• _Task description_
Return a copy of every line in the records that includes the word "yang".
>>
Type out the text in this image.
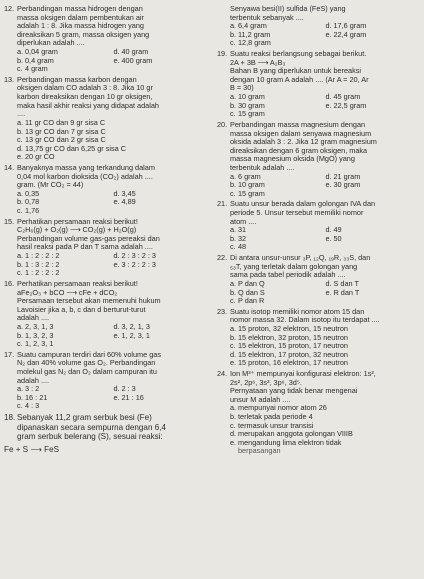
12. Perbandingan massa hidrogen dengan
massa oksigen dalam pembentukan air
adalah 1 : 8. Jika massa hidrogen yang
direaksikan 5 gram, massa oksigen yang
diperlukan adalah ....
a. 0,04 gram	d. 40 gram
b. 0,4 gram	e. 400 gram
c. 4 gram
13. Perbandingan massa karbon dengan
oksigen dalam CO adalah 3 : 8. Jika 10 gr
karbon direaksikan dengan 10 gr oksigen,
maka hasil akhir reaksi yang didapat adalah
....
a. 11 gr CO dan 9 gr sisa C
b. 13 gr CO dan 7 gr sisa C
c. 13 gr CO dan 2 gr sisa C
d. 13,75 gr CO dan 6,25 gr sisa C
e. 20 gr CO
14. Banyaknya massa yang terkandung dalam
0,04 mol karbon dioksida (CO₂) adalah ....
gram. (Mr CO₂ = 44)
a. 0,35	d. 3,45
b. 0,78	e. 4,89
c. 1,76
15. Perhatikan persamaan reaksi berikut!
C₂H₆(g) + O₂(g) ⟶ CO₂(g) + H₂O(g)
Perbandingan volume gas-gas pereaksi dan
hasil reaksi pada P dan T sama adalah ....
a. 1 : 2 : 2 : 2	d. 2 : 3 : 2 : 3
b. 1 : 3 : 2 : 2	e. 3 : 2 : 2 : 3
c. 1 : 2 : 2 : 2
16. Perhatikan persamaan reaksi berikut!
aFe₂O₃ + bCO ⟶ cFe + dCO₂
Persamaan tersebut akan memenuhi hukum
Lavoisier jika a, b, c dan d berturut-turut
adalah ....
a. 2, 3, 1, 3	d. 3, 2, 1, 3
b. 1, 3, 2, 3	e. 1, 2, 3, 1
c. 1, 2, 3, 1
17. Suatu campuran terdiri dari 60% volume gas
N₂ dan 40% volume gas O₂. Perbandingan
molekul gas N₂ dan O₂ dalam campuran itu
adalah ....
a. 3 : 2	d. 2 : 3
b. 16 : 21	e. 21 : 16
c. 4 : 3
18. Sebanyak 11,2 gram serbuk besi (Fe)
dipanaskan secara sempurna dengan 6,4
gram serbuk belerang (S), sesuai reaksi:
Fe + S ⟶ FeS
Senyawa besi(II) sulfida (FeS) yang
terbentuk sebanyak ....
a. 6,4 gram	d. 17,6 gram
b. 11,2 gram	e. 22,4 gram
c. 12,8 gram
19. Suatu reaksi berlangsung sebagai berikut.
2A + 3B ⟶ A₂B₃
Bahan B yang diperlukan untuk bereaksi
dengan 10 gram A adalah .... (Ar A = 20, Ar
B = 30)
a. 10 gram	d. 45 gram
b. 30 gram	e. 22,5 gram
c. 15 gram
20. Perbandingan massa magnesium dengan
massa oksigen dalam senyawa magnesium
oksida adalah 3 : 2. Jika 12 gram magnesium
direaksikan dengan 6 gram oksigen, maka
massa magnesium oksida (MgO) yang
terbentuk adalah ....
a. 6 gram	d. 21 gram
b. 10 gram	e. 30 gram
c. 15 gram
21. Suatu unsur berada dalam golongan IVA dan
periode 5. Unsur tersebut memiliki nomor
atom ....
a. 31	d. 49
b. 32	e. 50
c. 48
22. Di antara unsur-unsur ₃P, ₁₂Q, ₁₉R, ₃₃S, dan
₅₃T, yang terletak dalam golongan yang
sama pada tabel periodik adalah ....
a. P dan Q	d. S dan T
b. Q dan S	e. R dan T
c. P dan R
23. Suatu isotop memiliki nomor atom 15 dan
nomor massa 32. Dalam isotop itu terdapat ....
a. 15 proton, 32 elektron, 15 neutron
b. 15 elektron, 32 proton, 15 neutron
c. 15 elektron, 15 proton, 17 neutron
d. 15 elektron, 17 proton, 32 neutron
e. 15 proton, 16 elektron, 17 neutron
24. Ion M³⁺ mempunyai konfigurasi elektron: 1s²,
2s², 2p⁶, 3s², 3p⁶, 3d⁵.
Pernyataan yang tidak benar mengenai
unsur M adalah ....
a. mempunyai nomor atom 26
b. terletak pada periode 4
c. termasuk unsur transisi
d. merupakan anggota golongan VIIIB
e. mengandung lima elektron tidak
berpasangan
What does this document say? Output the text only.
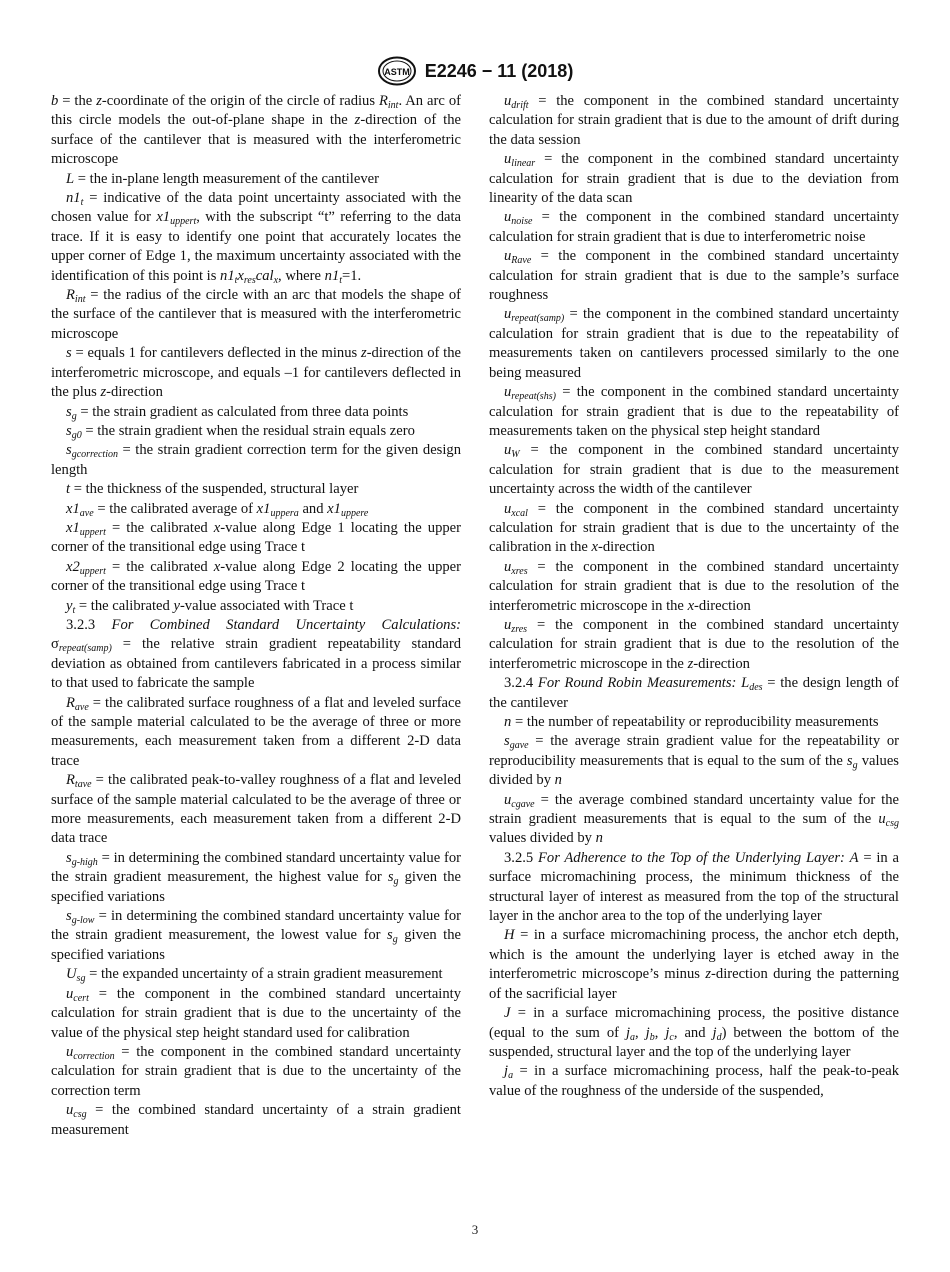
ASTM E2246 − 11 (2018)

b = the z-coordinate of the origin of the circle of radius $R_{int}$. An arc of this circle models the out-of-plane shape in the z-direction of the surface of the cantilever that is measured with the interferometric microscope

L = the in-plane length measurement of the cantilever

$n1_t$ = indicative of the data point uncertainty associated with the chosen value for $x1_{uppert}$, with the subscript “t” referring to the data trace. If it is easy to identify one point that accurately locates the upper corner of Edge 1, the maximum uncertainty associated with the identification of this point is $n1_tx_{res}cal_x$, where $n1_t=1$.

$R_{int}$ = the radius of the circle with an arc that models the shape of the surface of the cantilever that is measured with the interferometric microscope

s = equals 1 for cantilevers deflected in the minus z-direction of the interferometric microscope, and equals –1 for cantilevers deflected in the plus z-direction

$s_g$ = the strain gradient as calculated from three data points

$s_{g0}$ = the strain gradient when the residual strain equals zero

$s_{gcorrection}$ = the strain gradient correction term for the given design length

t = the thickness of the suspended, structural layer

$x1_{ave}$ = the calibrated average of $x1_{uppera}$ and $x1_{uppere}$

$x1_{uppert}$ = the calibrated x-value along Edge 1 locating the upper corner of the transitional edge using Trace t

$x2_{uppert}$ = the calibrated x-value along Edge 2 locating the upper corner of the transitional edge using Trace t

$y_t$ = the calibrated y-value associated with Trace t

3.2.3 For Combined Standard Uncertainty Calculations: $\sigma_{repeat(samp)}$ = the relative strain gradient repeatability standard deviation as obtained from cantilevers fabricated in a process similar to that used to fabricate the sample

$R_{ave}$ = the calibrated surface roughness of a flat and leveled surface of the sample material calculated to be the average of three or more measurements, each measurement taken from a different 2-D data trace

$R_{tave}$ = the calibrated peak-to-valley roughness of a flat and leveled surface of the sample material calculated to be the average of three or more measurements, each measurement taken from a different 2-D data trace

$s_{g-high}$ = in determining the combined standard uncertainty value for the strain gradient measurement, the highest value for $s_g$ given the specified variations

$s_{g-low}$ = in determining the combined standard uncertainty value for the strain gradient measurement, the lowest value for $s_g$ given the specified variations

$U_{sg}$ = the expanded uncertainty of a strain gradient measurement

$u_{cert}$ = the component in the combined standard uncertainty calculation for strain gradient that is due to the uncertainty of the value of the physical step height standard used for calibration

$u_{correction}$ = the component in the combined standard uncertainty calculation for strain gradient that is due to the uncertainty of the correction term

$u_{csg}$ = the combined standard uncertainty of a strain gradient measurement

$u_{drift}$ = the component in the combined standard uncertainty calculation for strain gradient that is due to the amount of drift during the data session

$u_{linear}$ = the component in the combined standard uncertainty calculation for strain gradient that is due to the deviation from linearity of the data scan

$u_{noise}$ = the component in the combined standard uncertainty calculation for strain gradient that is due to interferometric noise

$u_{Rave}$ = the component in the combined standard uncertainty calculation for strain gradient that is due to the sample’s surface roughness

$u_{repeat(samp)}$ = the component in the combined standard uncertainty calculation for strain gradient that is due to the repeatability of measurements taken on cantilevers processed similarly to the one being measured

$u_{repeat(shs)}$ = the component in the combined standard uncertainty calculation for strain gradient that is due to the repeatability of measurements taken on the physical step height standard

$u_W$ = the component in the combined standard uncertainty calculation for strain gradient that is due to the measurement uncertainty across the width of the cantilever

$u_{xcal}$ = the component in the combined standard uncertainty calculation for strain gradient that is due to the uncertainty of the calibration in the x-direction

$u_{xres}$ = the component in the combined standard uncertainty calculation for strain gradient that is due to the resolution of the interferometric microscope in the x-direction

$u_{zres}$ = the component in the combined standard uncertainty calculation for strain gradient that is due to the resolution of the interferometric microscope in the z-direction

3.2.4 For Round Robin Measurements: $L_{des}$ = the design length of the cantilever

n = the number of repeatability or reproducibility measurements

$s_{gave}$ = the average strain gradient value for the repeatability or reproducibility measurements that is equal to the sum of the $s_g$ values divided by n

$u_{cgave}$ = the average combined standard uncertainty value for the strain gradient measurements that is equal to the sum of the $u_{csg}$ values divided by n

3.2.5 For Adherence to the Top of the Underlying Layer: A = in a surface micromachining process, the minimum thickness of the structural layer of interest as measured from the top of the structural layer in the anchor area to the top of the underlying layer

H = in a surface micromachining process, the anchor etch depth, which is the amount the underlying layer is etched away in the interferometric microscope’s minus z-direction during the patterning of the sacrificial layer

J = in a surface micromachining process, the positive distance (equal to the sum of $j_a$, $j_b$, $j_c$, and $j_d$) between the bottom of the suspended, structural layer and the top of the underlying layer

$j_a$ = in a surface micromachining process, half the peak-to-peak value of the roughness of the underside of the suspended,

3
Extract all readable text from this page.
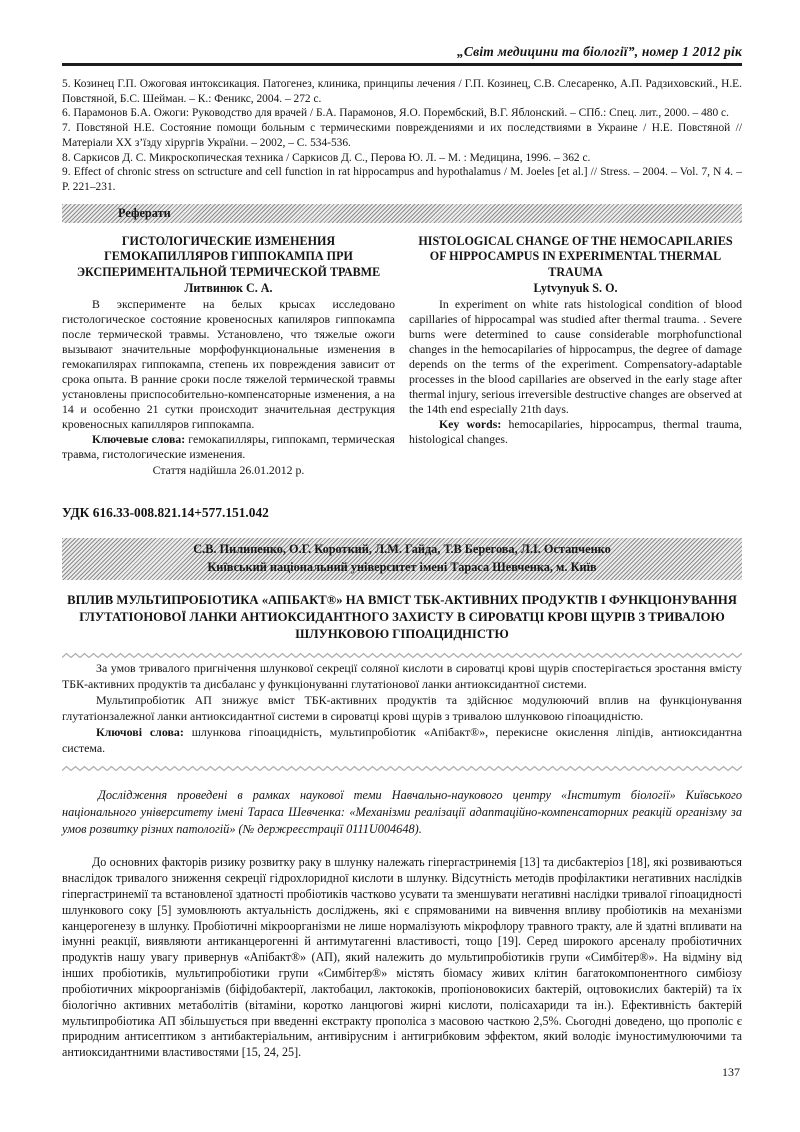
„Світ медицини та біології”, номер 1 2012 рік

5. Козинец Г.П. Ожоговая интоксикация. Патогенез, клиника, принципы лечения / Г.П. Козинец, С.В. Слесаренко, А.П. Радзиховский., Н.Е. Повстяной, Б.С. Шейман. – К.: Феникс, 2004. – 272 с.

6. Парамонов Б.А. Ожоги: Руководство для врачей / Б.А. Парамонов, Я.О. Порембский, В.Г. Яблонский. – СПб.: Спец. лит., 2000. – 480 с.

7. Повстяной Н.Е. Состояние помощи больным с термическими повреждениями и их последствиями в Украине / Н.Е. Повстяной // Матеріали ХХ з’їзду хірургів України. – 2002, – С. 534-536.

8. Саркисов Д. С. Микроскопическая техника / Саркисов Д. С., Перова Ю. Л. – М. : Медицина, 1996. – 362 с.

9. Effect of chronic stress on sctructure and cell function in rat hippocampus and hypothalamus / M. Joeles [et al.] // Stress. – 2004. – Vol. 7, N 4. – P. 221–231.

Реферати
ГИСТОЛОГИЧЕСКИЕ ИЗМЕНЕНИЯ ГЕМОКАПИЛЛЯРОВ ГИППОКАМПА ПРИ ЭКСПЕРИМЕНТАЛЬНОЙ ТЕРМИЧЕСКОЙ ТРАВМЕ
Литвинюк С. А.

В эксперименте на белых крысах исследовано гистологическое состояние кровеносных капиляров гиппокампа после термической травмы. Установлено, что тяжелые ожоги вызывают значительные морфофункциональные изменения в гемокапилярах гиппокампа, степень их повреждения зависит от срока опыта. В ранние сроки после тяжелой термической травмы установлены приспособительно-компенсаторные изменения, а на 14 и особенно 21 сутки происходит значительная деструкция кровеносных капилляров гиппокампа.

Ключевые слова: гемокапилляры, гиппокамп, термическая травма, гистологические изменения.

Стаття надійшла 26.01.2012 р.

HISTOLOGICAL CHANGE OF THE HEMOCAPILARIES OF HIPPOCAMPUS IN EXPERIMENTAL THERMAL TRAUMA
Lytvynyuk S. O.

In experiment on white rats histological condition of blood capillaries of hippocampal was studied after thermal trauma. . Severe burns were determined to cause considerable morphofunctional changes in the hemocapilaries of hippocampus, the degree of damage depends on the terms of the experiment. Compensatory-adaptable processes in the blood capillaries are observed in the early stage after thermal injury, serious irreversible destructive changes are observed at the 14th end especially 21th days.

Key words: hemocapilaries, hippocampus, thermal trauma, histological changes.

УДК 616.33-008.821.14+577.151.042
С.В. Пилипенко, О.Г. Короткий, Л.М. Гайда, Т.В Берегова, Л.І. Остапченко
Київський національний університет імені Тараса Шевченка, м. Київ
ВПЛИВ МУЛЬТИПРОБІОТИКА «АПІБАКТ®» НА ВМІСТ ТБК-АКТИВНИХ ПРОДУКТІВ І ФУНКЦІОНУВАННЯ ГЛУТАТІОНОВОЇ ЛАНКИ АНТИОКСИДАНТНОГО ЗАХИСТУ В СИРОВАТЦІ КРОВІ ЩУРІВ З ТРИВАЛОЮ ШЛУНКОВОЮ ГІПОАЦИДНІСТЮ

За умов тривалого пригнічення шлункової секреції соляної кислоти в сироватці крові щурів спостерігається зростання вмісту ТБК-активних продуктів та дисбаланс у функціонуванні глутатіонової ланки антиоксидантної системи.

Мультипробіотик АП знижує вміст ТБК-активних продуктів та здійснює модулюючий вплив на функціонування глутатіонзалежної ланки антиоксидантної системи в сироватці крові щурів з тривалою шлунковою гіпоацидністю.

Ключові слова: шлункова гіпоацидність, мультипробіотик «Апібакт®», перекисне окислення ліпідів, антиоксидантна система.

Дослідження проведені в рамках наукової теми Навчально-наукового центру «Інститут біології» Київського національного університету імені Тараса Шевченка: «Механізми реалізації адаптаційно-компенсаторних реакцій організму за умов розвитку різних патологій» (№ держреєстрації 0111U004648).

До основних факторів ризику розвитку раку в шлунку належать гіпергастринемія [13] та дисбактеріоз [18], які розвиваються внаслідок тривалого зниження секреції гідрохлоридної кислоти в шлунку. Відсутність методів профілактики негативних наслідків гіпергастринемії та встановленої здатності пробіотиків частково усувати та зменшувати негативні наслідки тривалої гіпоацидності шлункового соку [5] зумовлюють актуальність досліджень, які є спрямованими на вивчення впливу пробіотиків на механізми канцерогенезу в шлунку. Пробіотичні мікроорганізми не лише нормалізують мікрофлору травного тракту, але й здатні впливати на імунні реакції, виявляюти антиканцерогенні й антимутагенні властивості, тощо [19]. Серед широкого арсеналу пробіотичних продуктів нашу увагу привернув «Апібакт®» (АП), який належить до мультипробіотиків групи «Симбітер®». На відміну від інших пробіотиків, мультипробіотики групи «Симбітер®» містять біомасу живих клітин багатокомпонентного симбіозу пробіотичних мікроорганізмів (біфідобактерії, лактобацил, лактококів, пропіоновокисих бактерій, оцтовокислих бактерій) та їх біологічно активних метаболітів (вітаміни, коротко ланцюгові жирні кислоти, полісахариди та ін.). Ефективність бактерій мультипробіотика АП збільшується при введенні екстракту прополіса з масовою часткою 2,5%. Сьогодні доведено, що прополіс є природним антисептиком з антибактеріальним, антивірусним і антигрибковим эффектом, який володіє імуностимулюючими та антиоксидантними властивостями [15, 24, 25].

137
<<
• _Answer to this task_
adalah 1 : 8. Jika massa hidrogen yang
direaksikan 5 gram, massa oksigen yang
maka hasil akhir reaksi yang didapat adalah
14. Banyaknya massa yang terkandung dalam
Senyawa besi(II) sulfida (FeS) yang
Bahan B yang diperlukan untuk bereaksi
massa magnesium oksida (MgO) yang
₅₃T, yang terletak dalam golongan yang
Pernyataan yang tidak benar mengenai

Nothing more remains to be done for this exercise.